§ **REQUIREMENTS**: Exact repetition is required: output every record in full.

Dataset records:

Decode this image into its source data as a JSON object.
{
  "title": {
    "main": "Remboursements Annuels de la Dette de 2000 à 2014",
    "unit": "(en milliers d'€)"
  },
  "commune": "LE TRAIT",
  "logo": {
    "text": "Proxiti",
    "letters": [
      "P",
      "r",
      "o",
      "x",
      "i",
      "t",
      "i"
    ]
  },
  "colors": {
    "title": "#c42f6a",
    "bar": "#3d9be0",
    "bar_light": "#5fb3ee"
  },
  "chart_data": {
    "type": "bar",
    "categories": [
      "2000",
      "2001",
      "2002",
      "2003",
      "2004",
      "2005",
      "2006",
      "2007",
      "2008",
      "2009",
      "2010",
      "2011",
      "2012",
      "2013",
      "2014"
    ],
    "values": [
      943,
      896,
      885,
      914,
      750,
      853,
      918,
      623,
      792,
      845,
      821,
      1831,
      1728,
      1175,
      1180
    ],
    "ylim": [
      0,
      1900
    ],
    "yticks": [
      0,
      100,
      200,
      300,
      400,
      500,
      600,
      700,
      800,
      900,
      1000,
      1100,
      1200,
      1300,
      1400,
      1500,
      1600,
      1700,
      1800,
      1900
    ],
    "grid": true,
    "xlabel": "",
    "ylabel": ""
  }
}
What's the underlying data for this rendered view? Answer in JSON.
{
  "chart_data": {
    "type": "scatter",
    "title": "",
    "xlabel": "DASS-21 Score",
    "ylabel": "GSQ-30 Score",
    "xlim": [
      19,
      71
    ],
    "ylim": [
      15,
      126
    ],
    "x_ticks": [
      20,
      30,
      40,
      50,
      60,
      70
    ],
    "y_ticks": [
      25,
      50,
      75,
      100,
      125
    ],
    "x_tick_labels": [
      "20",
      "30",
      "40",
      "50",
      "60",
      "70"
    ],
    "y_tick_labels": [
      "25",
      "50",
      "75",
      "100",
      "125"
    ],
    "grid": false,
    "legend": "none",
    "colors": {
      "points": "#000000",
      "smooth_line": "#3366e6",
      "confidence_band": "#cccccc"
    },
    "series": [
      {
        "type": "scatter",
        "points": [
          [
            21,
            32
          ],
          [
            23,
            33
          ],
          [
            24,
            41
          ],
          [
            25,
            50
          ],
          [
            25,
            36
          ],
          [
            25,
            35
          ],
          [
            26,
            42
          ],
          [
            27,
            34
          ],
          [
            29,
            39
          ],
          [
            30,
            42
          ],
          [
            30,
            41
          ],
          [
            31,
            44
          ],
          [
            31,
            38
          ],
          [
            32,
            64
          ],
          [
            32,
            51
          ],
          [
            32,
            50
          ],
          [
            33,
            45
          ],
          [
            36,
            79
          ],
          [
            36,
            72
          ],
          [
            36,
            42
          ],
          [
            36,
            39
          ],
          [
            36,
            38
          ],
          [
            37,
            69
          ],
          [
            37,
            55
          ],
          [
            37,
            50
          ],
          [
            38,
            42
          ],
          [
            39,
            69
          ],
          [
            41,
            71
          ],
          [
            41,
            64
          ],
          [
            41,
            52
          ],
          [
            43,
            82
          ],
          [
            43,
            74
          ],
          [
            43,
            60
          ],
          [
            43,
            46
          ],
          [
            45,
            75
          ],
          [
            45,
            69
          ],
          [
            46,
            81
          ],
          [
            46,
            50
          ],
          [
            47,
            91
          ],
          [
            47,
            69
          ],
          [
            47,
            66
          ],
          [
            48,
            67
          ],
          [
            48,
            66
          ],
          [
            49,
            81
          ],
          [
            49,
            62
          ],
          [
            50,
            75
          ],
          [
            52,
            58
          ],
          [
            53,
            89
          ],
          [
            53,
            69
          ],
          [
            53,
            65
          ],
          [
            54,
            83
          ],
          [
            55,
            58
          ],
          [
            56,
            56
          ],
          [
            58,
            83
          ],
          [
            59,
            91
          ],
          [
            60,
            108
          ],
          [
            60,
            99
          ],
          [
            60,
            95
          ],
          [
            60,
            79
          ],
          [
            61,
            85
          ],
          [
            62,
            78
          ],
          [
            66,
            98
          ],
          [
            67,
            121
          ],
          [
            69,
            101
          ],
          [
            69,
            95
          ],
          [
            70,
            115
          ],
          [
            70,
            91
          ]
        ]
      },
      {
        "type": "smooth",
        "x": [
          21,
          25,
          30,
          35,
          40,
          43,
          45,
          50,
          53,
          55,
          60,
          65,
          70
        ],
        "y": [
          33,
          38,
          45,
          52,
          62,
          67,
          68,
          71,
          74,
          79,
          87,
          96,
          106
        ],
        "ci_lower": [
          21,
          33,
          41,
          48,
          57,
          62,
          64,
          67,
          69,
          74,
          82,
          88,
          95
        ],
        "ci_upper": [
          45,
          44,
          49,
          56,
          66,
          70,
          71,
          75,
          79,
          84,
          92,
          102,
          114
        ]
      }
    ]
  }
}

§ **SOLUTION TO THE EXERCISE**:
Decode this image into its source data as a JSON object.
{
  "title": {
    "main": "Remboursements Annuels de la Dette de 2000 à 2014",
    "unit": "(en milliers d'€)"
  },
  "commune": "LE TRAIT",
  "logo": {
    "text": "Proxiti",
    "letters": [
      "P",
      "r",
      "o",
      "x",
      "i",
      "t",
      "i"
    ]
  },
  "colors": {
    "title": "#c42f6a",
    "bar": "#3d9be0",
    "bar_light": "#5fb3ee"
  },
  "chart_data": {
    "type": "bar",
    "categories": [
      "2000",
      "2001",
      "2002",
      "2003",
      "2004",
      "2005",
      "2006",
      "2007",
      "2008",
      "2009",
      "2010",
      "2011",
      "2012",
      "2013",
      "2014"
    ],
    "values": [
      943,
      896,
      885,
      914,
      750,
      853,
      918,
      623,
      792,
      845,
      821,
      1831,
      1728,
      1175,
      1180
    ],
    "ylim": [
      0,
      1900
    ],
    "yticks": [
      0,
      100,
      200,
      300,
      400,
      500,
      600,
      700,
      800,
      900,
      1000,
      1100,
      1200,
      1300,
      1400,
      1500,
      1600,
      1700,
      1800,
      1900
    ],
    "grid": true,
    "xlabel": "",
    "ylabel": ""
  }
}
What's the underlying data for this rendered view? Answer in JSON.
{
  "chart_data": {
    "type": "scatter",
    "title": "",
    "xlabel": "DASS-21 Score",
    "ylabel": "GSQ-30 Score",
    "xlim": [
      19,
      71
    ],
    "ylim": [
      15,
      126
    ],
    "x_ticks": [
      20,
      30,
      40,
      50,
      60,
      70
    ],
    "y_ticks": [
      25,
      50,
      75,
      100,
      125
    ],
    "x_tick_labels": [
      "20",
      "30",
      "40",
      "50",
      "60",
      "70"
    ],
    "y_tick_labels": [
      "25",
      "50",
      "75",
      "100",
      "125"
    ],
    "grid": false,
    "legend": "none",
    "colors": {
      "points": "#000000",
      "smooth_line": "#3366e6",
      "confidence_band": "#cccccc"
    },
    "series": [
      {
        "type": "scatter",
        "points": [
          [
            21,
            32
          ],
          [
            23,
            33
          ],
          [
            24,
            41
          ],
          [
            25,
            50
          ],
          [
            25,
            36
          ],
          [
            25,
            35
          ],
          [
            26,
            42
          ],
          [
            27,
            34
          ],
          [
            29,
            39
          ],
          [
            30,
            42
          ],
          [
            30,
            41
          ],
          [
            31,
            44
          ],
          [
            31,
            38
          ],
          [
            32,
            64
          ],
          [
            32,
            51
          ],
          [
            32,
            50
          ],
          [
            33,
            45
          ],
          [
            36,
            79
          ],
          [
            36,
            72
          ],
          [
            36,
            42
          ],
          [
            36,
            39
          ],
          [
            36,
            38
          ],
          [
            37,
            69
          ],
          [
            37,
            55
          ],
          [
            37,
            50
          ],
          [
            38,
            42
          ],
          [
            39,
            69
          ],
          [
            41,
            71
          ],
          [
            41,
            64
          ],
          [
            41,
            52
          ],
          [
            43,
            82
          ],
          [
            43,
            74
          ],
          [
            43,
            60
          ],
          [
            43,
            46
          ],
          [
            45,
            75
          ],
          [
            45,
            69
          ],
          [
            46,
            81
          ],
          [
            46,
            50
          ],
          [
            47,
            91
          ],
          [
            47,
            69
          ],
          [
            47,
            66
          ],
          [
            48,
            67
          ],
          [
            48,
            66
          ],
          [
            49,
            81
          ],
          [
            49,
            62
          ],
          [
            50,
            75
          ],
          [
            52,
            58
          ],
          [
            53,
            89
          ],
          [
            53,
            69
          ],
          [
            53,
            65
          ],
          [
            54,
            83
          ],
          [
            55,
            58
          ],
          [
            56,
            56
          ],
          [
            58,
            83
          ],
          [
            59,
            91
          ],
          [
            60,
            108
          ],
          [
            60,
            99
          ],
          [
            60,
            95
          ],
          [
            60,
            79
          ],
          [
            61,
            85
          ],
          [
            62,
            78
          ],
          [
            66,
            98
          ],
          [
            67,
            121
          ],
          [
            69,
            101
          ],
          [
            69,
            95
          ],
          [
            70,
            115
          ],
          [
            70,
            91
          ]
        ]
      },
      {
        "type": "smooth",
        "x": [
          21,
          25,
          30,
          35,
          40,
          43,
          45,
          50,
          53,
          55,
          60,
          65,
          70
        ],
        "y": [
          33,
          38,
          45,
          52,
          62,
          67,
          68,
          71,
          74,
          79,
          87,
          96,
          106
        ],
        "ci_lower": [
          21,
          33,
          41,
          48,
          57,
          62,
          64,
          67,
          69,
          74,
          82,
          88,
          95
        ],
        "ci_upper": [
          45,
          44,
          49,
          56,
          66,
          70,
          71,
          75,
          79,
          84,
          92,
          102,
          114
        ]
      }
    ]
  }
}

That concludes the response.